**What is needed**. Gather every line in the records below that contains the word "extra".

Data entries:
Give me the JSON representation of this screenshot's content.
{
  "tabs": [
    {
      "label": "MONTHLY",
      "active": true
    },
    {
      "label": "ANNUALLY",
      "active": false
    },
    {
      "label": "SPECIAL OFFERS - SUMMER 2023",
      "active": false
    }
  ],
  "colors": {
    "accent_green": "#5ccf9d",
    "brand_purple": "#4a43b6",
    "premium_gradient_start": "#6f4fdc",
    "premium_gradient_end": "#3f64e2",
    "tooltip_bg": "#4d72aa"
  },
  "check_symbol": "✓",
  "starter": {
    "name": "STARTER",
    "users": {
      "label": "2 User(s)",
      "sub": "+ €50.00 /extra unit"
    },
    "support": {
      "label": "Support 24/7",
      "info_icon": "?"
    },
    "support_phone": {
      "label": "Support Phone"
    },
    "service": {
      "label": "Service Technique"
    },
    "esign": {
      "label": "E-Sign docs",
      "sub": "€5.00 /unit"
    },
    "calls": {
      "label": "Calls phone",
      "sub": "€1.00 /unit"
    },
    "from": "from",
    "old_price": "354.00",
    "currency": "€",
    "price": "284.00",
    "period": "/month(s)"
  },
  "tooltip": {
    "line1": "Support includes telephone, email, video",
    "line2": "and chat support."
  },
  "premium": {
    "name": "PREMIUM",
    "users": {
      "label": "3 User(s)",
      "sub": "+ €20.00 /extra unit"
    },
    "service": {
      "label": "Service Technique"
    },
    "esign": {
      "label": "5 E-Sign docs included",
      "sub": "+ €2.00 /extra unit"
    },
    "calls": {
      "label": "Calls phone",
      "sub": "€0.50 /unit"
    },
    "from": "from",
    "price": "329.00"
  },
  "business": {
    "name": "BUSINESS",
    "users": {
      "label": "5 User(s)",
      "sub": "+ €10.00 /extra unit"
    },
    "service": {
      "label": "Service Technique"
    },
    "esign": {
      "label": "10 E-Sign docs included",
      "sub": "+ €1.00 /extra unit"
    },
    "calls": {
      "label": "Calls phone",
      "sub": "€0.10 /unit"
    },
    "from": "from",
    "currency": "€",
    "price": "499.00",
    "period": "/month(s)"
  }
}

**Task solution**.
      "sub": "+ €50.00 /extra unit"
      "sub": "+ €20.00 /extra unit"
      "sub": "+ €2.00 /extra unit"
      "sub": "+ €10.00 /extra unit"
      "sub": "+ €1.00 /extra unit"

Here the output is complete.